Write the entries out again exactly as they stand, but without the pictures.

* _INPUT FOR THIS TASK_:
----

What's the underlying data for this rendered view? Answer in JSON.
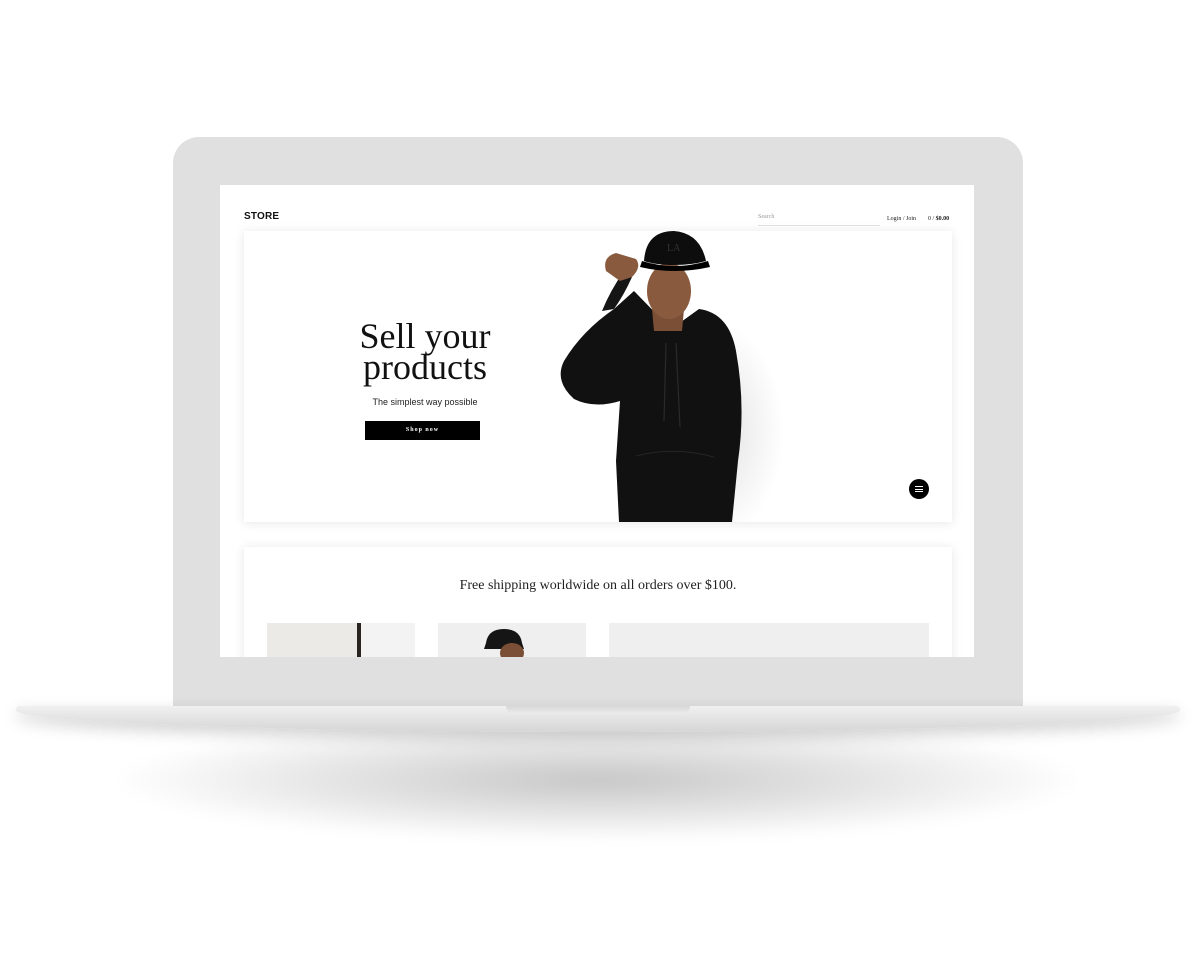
{
  "header": {
    "logo": "STORE",
    "search_placeholder": "Search",
    "login_label": "Login / Join",
    "cart_count": "0",
    "cart_total": "$0.00"
  },
  "hero": {
    "title_line1": "Sell your",
    "title_line2": "products",
    "subtitle": "The simplest way possible",
    "cta_label": "Shop now"
  },
  "promo": {
    "shipping_text": "Free shipping worldwide on all orders over $100."
  },
  "colors": {
    "accent": "#000000",
    "frame": "#e0e0e0",
    "background": "#ffffff"
  }
}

----

* _WRITTEN ANSWER_:
What's the underlying data for this rendered view? Answer in JSON.
{
  "header": {
    "logo": "STORE",
    "search_placeholder": "Search",
    "login_label": "Login / Join",
    "cart_count": "0",
    "cart_total": "$0.00"
  },
  "hero": {
    "title_line1": "Sell your",
    "title_line2": "products",
    "subtitle": "The simplest way possible",
    "cta_label": "Shop now"
  },
  "promo": {
    "shipping_text": "Free shipping worldwide on all orders over $100."
  },
  "colors": {
    "accent": "#000000",
    "frame": "#e0e0e0",
    "background": "#ffffff"
  }
}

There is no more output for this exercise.